Below are some records; work out how many of their lines contain "entry" and give the number only.

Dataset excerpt
## START
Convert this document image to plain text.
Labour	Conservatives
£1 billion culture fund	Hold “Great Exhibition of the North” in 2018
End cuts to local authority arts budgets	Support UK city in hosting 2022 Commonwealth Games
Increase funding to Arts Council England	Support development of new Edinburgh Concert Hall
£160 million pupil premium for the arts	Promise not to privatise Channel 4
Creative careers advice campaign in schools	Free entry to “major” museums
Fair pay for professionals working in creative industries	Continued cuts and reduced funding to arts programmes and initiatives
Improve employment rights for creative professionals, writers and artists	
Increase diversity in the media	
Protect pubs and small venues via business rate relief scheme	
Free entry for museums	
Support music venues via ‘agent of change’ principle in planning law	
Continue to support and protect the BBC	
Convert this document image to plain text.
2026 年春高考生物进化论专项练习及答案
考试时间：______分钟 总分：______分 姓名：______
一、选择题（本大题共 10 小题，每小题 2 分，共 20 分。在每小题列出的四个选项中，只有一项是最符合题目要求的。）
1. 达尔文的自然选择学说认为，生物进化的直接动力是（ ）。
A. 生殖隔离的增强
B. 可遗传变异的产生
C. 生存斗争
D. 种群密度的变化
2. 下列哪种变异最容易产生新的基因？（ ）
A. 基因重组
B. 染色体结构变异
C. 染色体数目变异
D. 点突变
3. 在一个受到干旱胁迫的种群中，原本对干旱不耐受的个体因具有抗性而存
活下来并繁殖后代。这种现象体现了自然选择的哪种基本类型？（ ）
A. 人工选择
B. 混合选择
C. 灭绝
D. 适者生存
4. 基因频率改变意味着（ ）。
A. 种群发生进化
## END
■ Answer to the problem
2